◆ Exercise directions: The records that follow are to be transcribed in full, without their images.

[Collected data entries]
● ● ● ● ●

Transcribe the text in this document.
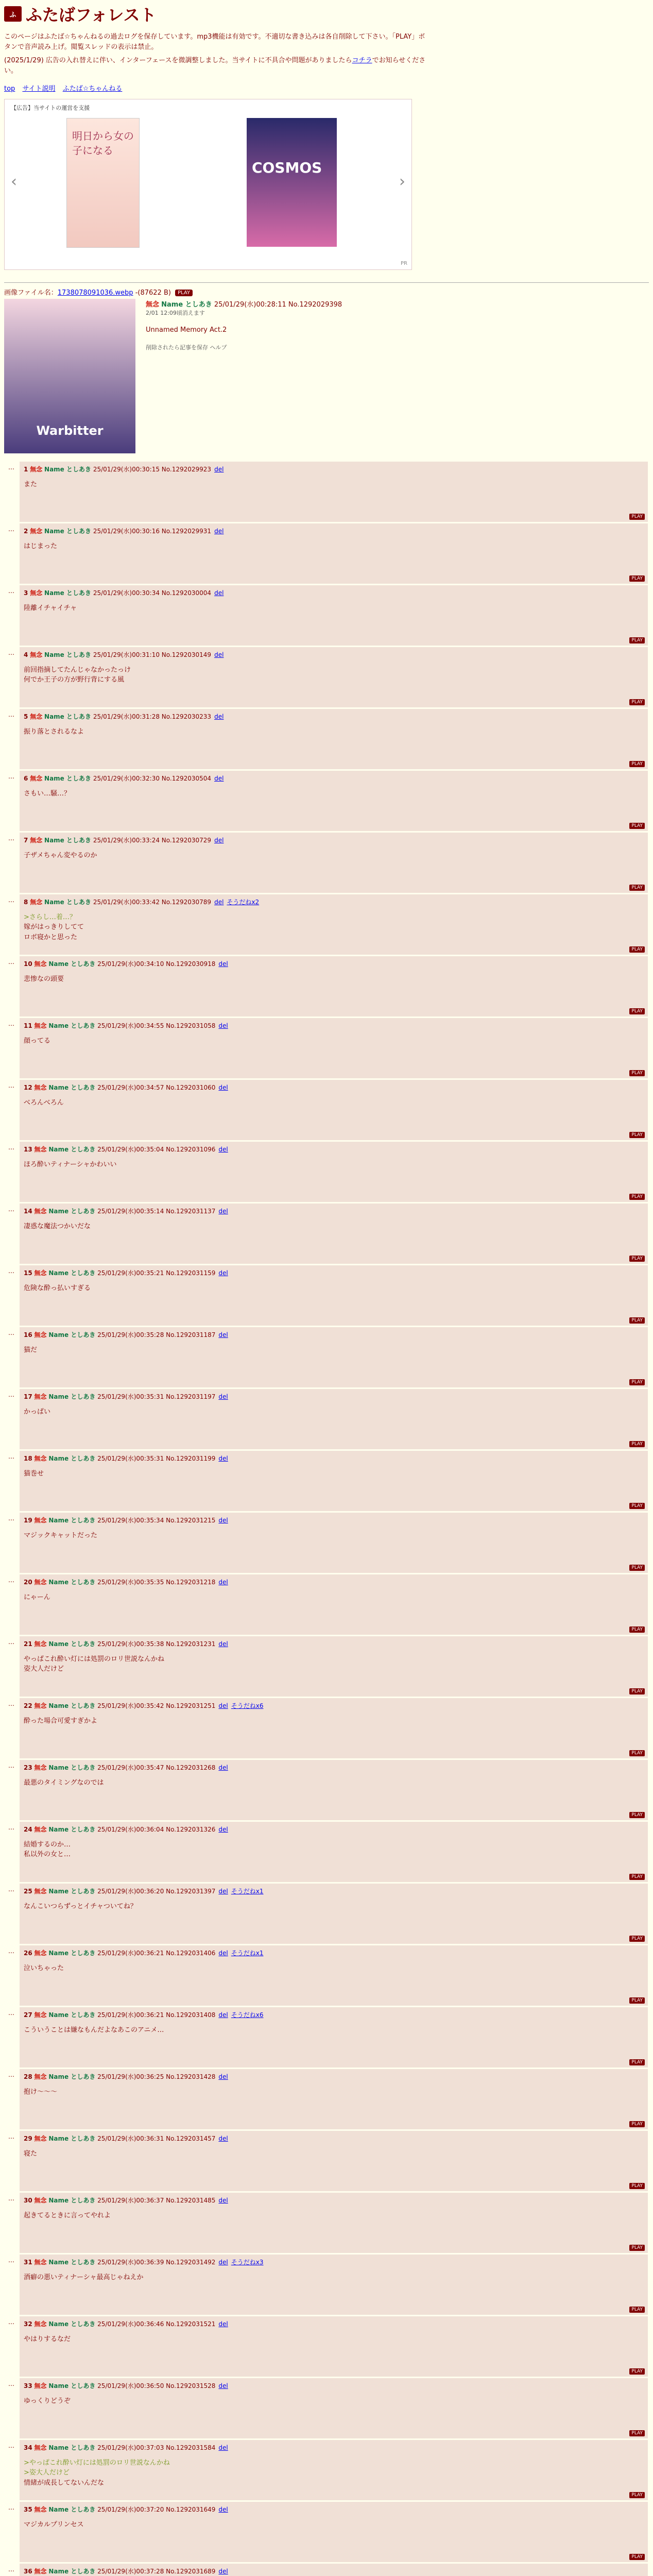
ふ ふたばフォレスト

このページはふたば☆ちゃんねるの過去ログを保存しています。mp3機能は有効です。不適切な書き込みは各自削除して下さい。「PLAY」ボタンで音声読み上げ。閲覧スレッドの表示は禁止。

(2025/1/29) 広告の入れ替えに伴い、インターフェースを微調整しました。当サイトに不具合や問題がありましたらコチラでお知らせください。

top サイト説明 ふたば☆ちゃんねる
【広告】当サイトの運営を支援
‹
明日から女の子になる
COSMOS
›
PR
画像ファイル名：1738078091036.webp -(87622 B) PLAY
Warbitter
無念 Name としあき 25/01/29(水)00:28:11 No.1292029398
2/01 12:09頃消えます
Unnamed Memory Act.2
削除されたら記事を保存 ヘルプ
… 1 無念 Name としあき 25/01/29(水)00:30:15 No.1292029923 del
また
PLAY
… 2 無念 Name としあき 25/01/29(水)00:30:16 No.1292029931 del
はじまった
PLAY
… 3 無念 Name としあき 25/01/29(水)00:30:34 No.1292030004 del
陸離イチャイチャ
PLAY
… 4 無念 Name としあき 25/01/29(水)00:31:10 No.1292030149 del
前回指摘してたんじゃなかったっけ
何でか王子の方が野行背にする風
PLAY
… 5 無念 Name としあき 25/01/29(水)00:31:28 No.1292030233 del
振り落とされるなよ
PLAY
… 6 無念 Name としあき 25/01/29(水)00:32:30 No.1292030504 del
さもい…騒…？
PLAY
… 7 無念 Name としあき 25/01/29(水)00:33:24 No.1292030729 del
子ザメちゃん変やるのか
PLAY
… 8 無念 Name としあき 25/01/29(水)00:33:42 No.1292030789 del そうだねx2
>さらし…着…？
嫁がはっきりしてて
ロボ寝かと思った
PLAY
… 10 無念 Name としあき 25/01/29(水)00:34:10 No.1292030918 del
悲惨なの頭要
PLAY
… 11 無念 Name としあき 25/01/29(水)00:34:55 No.1292031058 del
顔ってる
PLAY
… 12 無念 Name としあき 25/01/29(水)00:34:57 No.1292031060 del
べろんべろん
PLAY
… 13 無念 Name としあき 25/01/29(水)00:35:04 No.1292031096 del
ほろ酔いティナーシャかわいい
PLAY
… 14 無念 Name としあき 25/01/29(水)00:35:14 No.1292031137 del
凄惑な魔法つかいだな
PLAY
… 15 無念 Name としあき 25/01/29(水)00:35:21 No.1292031159 del
危険な酔っ払いすぎる
PLAY
… 16 無念 Name としあき 25/01/29(水)00:35:28 No.1292031187 del
猫だ
PLAY
… 17 無念 Name としあき 25/01/29(水)00:35:31 No.1292031197 del
かっぱい
PLAY
… 18 無念 Name としあき 25/01/29(水)00:35:31 No.1292031199 del
猫巻せ
PLAY
… 19 無念 Name としあき 25/01/29(水)00:35:34 No.1292031215 del
マジックキャットだった
PLAY
… 20 無念 Name としあき 25/01/29(水)00:35:35 No.1292031218 del
にゃーん
PLAY
… 21 無念 Name としあき 25/01/29(水)00:35:38 No.1292031231 del
やっぱこれ酔い灯には処罰のロリ世説なんかね
姿大人だけど
PLAY
… 22 無念 Name としあき 25/01/29(水)00:35:42 No.1292031251 del そうだねx6
酔った場合可愛すぎかよ
PLAY
… 23 無念 Name としあき 25/01/29(水)00:35:47 No.1292031268 del
最悪のタイミングなのでは
PLAY
… 24 無念 Name としあき 25/01/29(水)00:36:04 No.1292031326 del
結婚するのか…
私以外の女と…
PLAY
… 25 無念 Name としあき 25/01/29(水)00:36:20 No.1292031397 del そうだねx1
なんこいつらずっとイチャついてね？
PLAY
… 26 無念 Name としあき 25/01/29(水)00:36:21 No.1292031406 del そうだねx1
泣いちゃった
PLAY
… 27 無念 Name としあき 25/01/29(水)00:36:21 No.1292031408 del そうだねx6
こういうことは嫌なもんだよなあこのアニメ…
PLAY
… 28 無念 Name としあき 25/01/29(水)00:36:25 No.1292031428 del
抱け～～～
PLAY
… 29 無念 Name としあき 25/01/29(水)00:36:31 No.1292031457 del
寝た
PLAY
… 30 無念 Name としあき 25/01/29(水)00:36:37 No.1292031485 del
起きてるときに言ってやれよ
PLAY
… 31 無念 Name としあき 25/01/29(水)00:36:39 No.1292031492 del そうだねx3
酒癖の悪いティナーシャ最高じゃねえか
PLAY
… 32 無念 Name としあき 25/01/29(水)00:36:46 No.1292031521 del
やはりするなだ
PLAY
… 33 無念 Name としあき 25/01/29(水)00:36:50 No.1292031528 del
ゆっくりどうぞ
PLAY
… 34 無念 Name としあき 25/01/29(水)00:37:03 No.1292031584 del
>やっぱこれ酔い灯には処罰のロリ世説なんかね
>姿大人だけど
情緒が成長してないんだな
PLAY
… 35 無念 Name としあき 25/01/29(水)00:37:20 No.1292031649 del
マジカルプリンセス
PLAY
… 36 無念 Name としあき 25/01/29(水)00:37:28 No.1292031689 del
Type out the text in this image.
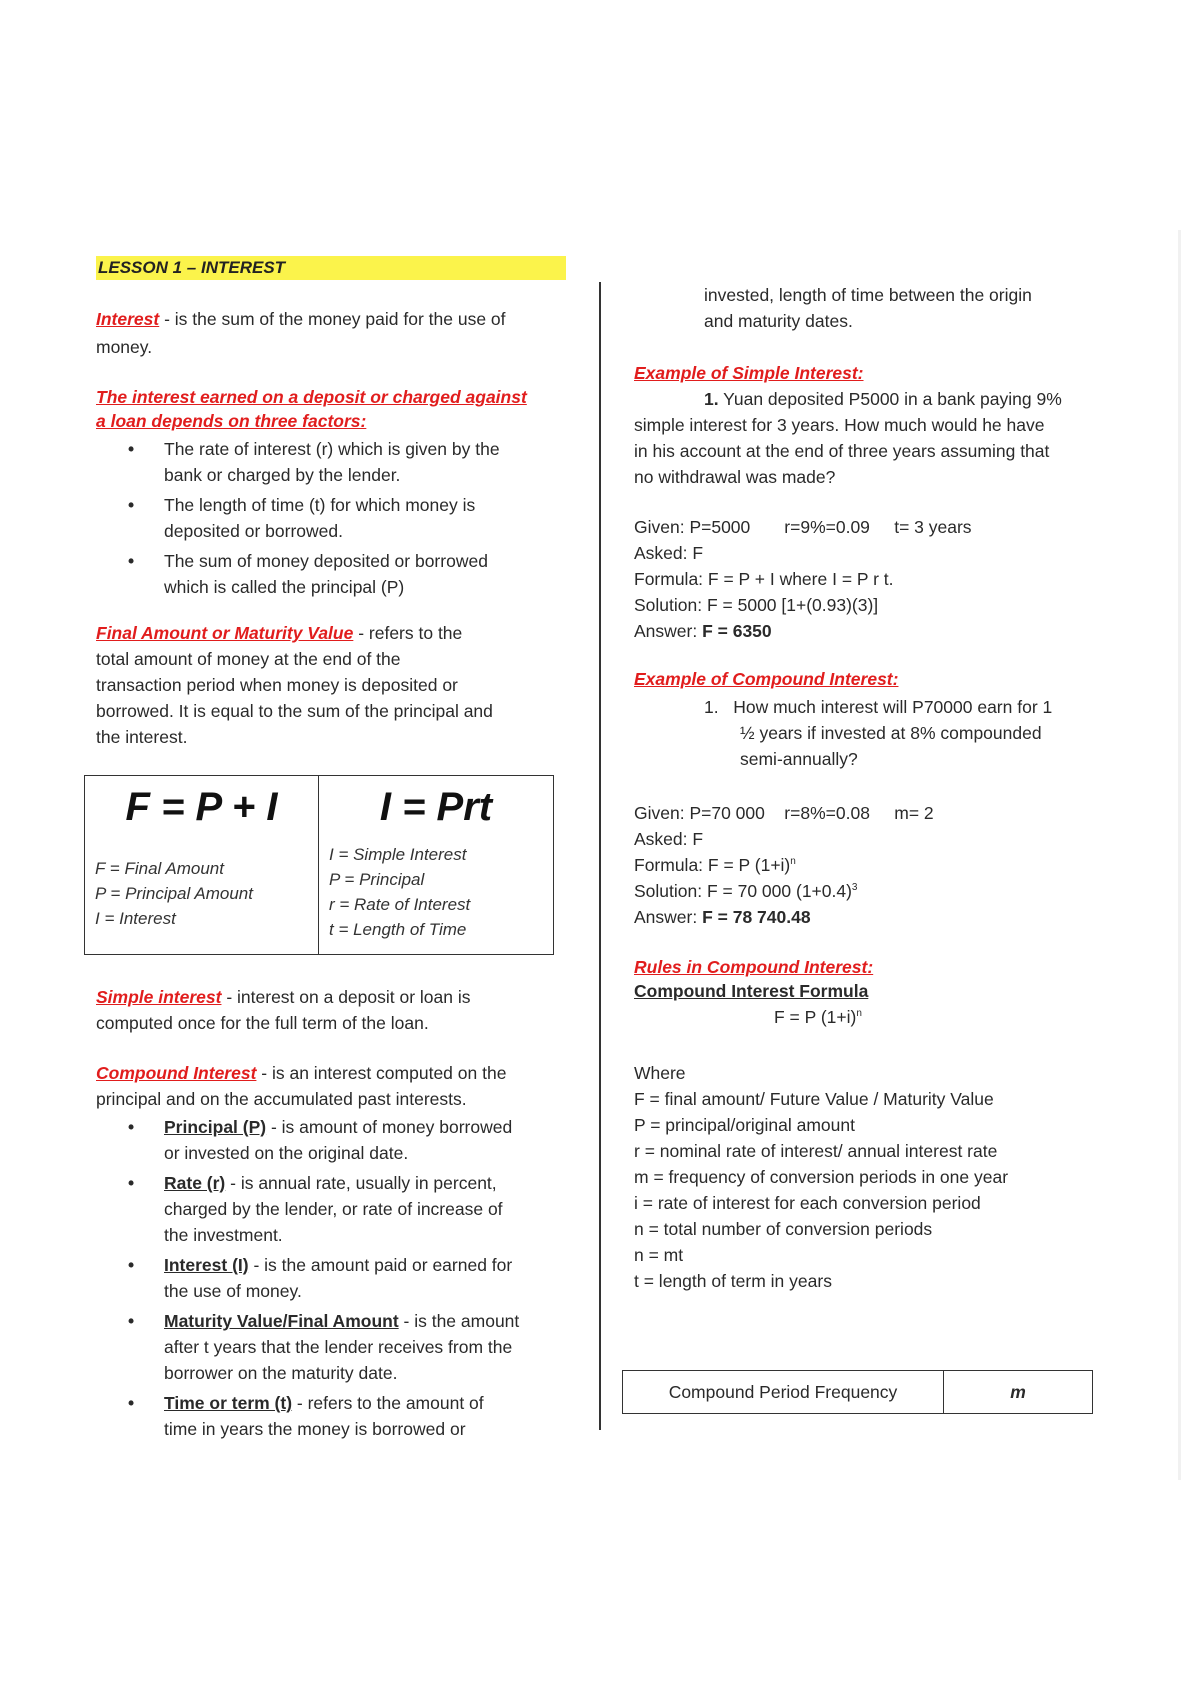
LESSON 1 – INTEREST

Interest - is the sum of the money paid for the use of

money.

The interest earned on a deposit or charged against

a loan depends on three factors:

• The rate of interest (r) which is given by the
bank or charged by the lender.
• The length of time (t) for which money is
deposited or borrowed.
• The sum of money deposited or borrowed
which is called the principal (P)

Final Amount or Maturity Value - refers to the

total amount of money at the end of the
transaction period when money is deposited or
borrowed. It is equal to the sum of the principal and
the interest.
F = P + I
F = Final Amount
P = Principal Amount
I = Interest
I = Prt
I = Simple Interest
P = Principal
r = Rate of Interest
t = Length of Time

Simple interest - interest on a deposit or loan is

computed once for the full term of the loan.

Compound Interest - is an interest computed on the

principal and on the accumulated past interests.

• Principal (P) - is amount of money borrowed
or invested on the original date.
• Rate (r) - is annual rate, usually in percent,
charged by the lender, or rate of increase of
the investment.
• Interest (I) - is the amount paid or earned for
the use of money.
• Maturity Value/Final Amount - is the amount
after t years that the lender receives from the
borrower on the maturity date.
• Time or term (t) - refers to the amount of
time in years the money is borrowed or
invested, length of time between the origin
and maturity dates.

Example of Simple Interest:

1. Yuan deposited P5000 in a bank paying 9%

simple interest for 3 years. How much would he have
in his account at the end of three years assuming that
no withdrawal was made?
Given: P=5000       r=9%=0.09     t= 3 years
Asked: F
Formula: F = P + I where I = P r t.
Solution: F = 5000 [1+(0.93)(3)]
Answer: F = 6350

Example of Compound Interest:

1. How much interest will P70000 earn for 1
½ years if invested at 8% compounded
semi-annually?
Given: P=70 000    r=8%=0.08     m= 2
Asked: F
Formula: F = P $(1+i)^n$
Solution: F = 70 000 $(1+0.4)^3$
Answer: F = 78 740.48

Rules in Compound Interest:

Compound Interest Formula

F = P $(1+i)^n$

Where
F = final amount/ Future Value / Maturity Value
P = principal/original amount
r = nominal rate of interest/ annual interest rate
m = frequency of conversion periods in one year
i = rate of interest for each conversion period
n = total number of conversion periods
n = mt
t = length of term in years
Compound Period Frequency	m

● ● ● ● ●

◆ Final answer:
Transcribe the text in this document.
ふ ふたばフォレスト

このページはふたば☆ちゃんねるの過去ログを保存しています。mp3機能は有効です。不適切な書き込みは各自削除して下さい。「PLAY」ボタンで音声読み上げ。閲覧スレッドの表示は禁止。

(2025/1/29) 広告の入れ替えに伴い、インターフェースを微調整しました。当サイトに不具合や問題がありましたらコチラでお知らせください。

top サイト説明 ふたば☆ちゃんねる
【広告】当サイトの運営を支援
‹
明日から女の子になる
COSMOS
›
PR
画像ファイル名：1738078091036.webp -(87622 B) PLAY
Warbitter
無念 Name としあき 25/01/29(水)00:28:11 No.1292029398
2/01 12:09頃消えます
Unnamed Memory Act.2
削除されたら記事を保存 ヘルプ
… 1 無念 Name としあき 25/01/29(水)00:30:15 No.1292029923 del
また
PLAY
… 2 無念 Name としあき 25/01/29(水)00:30:16 No.1292029931 del
はじまった
PLAY
… 3 無念 Name としあき 25/01/29(水)00:30:34 No.1292030004 del
陸離イチャイチャ
PLAY
… 4 無念 Name としあき 25/01/29(水)00:31:10 No.1292030149 del
前回指摘してたんじゃなかったっけ
何でか王子の方が野行背にする風
PLAY
… 5 無念 Name としあき 25/01/29(水)00:31:28 No.1292030233 del
振り落とされるなよ
PLAY
… 6 無念 Name としあき 25/01/29(水)00:32:30 No.1292030504 del
さもい…騒…？
PLAY
… 7 無念 Name としあき 25/01/29(水)00:33:24 No.1292030729 del
子ザメちゃん変やるのか
PLAY
… 8 無念 Name としあき 25/01/29(水)00:33:42 No.1292030789 del そうだねx2
>さらし…着…？
嫁がはっきりしてて
ロボ寝かと思った
PLAY
… 10 無念 Name としあき 25/01/29(水)00:34:10 No.1292030918 del
悲惨なの頭要
PLAY
… 11 無念 Name としあき 25/01/29(水)00:34:55 No.1292031058 del
顔ってる
PLAY
… 12 無念 Name としあき 25/01/29(水)00:34:57 No.1292031060 del
べろんべろん
PLAY
… 13 無念 Name としあき 25/01/29(水)00:35:04 No.1292031096 del
ほろ酔いティナーシャかわいい
PLAY
… 14 無念 Name としあき 25/01/29(水)00:35:14 No.1292031137 del
凄惑な魔法つかいだな
PLAY
… 15 無念 Name としあき 25/01/29(水)00:35:21 No.1292031159 del
危険な酔っ払いすぎる
PLAY
… 16 無念 Name としあき 25/01/29(水)00:35:28 No.1292031187 del
猫だ
PLAY
… 17 無念 Name としあき 25/01/29(水)00:35:31 No.1292031197 del
かっぱい
PLAY
… 18 無念 Name としあき 25/01/29(水)00:35:31 No.1292031199 del
猫巻せ
PLAY
… 19 無念 Name としあき 25/01/29(水)00:35:34 No.1292031215 del
マジックキャットだった
PLAY
… 20 無念 Name としあき 25/01/29(水)00:35:35 No.1292031218 del
にゃーん
PLAY
… 21 無念 Name としあき 25/01/29(水)00:35:38 No.1292031231 del
やっぱこれ酔い灯には処罰のロリ世説なんかね
姿大人だけど
PLAY
… 22 無念 Name としあき 25/01/29(水)00:35:42 No.1292031251 del そうだねx6
酔った場合可愛すぎかよ
PLAY
… 23 無念 Name としあき 25/01/29(水)00:35:47 No.1292031268 del
最悪のタイミングなのでは
PLAY
… 24 無念 Name としあき 25/01/29(水)00:36:04 No.1292031326 del
結婚するのか…
私以外の女と…
PLAY
… 25 無念 Name としあき 25/01/29(水)00:36:20 No.1292031397 del そうだねx1
なんこいつらずっとイチャついてね？
PLAY
… 26 無念 Name としあき 25/01/29(水)00:36:21 No.1292031406 del そうだねx1
泣いちゃった
PLAY
… 27 無念 Name としあき 25/01/29(水)00:36:21 No.1292031408 del そうだねx6
こういうことは嫌なもんだよなあこのアニメ…
PLAY
… 28 無念 Name としあき 25/01/29(水)00:36:25 No.1292031428 del
抱け～～～
PLAY
… 29 無念 Name としあき 25/01/29(水)00:36:31 No.1292031457 del
寝た
PLAY
… 30 無念 Name としあき 25/01/29(水)00:36:37 No.1292031485 del
起きてるときに言ってやれよ
PLAY
… 31 無念 Name としあき 25/01/29(水)00:36:39 No.1292031492 del そうだねx3
酒癖の悪いティナーシャ最高じゃねえか
PLAY
… 32 無念 Name としあき 25/01/29(水)00:36:46 No.1292031521 del
やはりするなだ
PLAY
… 33 無念 Name としあき 25/01/29(水)00:36:50 No.1292031528 del
ゆっくりどうぞ
PLAY
… 34 無念 Name としあき 25/01/29(水)00:37:03 No.1292031584 del
>やっぱこれ酔い灯には処罰のロリ世説なんかね
>姿大人だけど
情緒が成長してないんだな
PLAY
… 35 無念 Name としあき 25/01/29(水)00:37:20 No.1292031649 del
マジカルプリンセス
PLAY
… 36 無念 Name としあき 25/01/29(水)00:37:28 No.1292031689 del
Type out the text in this image.
LESSON 1 – INTEREST

Interest - is the sum of the money paid for the use of

money.

The interest earned on a deposit or charged against

a loan depends on three factors:

• The rate of interest (r) which is given by the
bank or charged by the lender.
• The length of time (t) for which money is
deposited or borrowed.
• The sum of money deposited or borrowed
which is called the principal (P)

Final Amount or Maturity Value - refers to the

total amount of money at the end of the
transaction period when money is deposited or
borrowed. It is equal to the sum of the principal and
the interest.
F = P + I
F = Final Amount
P = Principal Amount
I = Interest
I = Prt
I = Simple Interest
P = Principal
r = Rate of Interest
t = Length of Time

Simple interest - interest on a deposit or loan is

computed once for the full term of the loan.

Compound Interest - is an interest computed on the

principal and on the accumulated past interests.

• Principal (P) - is amount of money borrowed
or invested on the original date.
• Rate (r) - is annual rate, usually in percent,
charged by the lender, or rate of increase of
the investment.
• Interest (I) - is the amount paid or earned for
the use of money.
• Maturity Value/Final Amount - is the amount
after t years that the lender receives from the
borrower on the maturity date.
• Time or term (t) - refers to the amount of
time in years the money is borrowed or
invested, length of time between the origin
and maturity dates.

Example of Simple Interest:

1. Yuan deposited P5000 in a bank paying 9%

simple interest for 3 years. How much would he have
in his account at the end of three years assuming that
no withdrawal was made?
Given: P=5000       r=9%=0.09     t= 3 years
Asked: F
Formula: F = P + I where I = P r t.
Solution: F = 5000 [1+(0.93)(3)]
Answer: F = 6350

Example of Compound Interest:

1. How much interest will P70000 earn for 1
½ years if invested at 8% compounded
semi-annually?
Given: P=70 000    r=8%=0.08     m= 2
Asked: F
Formula: F = P $(1+i)^n$
Solution: F = 70 000 $(1+0.4)^3$
Answer: F = 78 740.48

Rules in Compound Interest:

Compound Interest Formula

F = P $(1+i)^n$

Where
F = final amount/ Future Value / Maturity Value
P = principal/original amount
r = nominal rate of interest/ annual interest rate
m = frequency of conversion periods in one year
i = rate of interest for each conversion period
n = total number of conversion periods
n = mt
t = length of term in years
Compound Period Frequency	m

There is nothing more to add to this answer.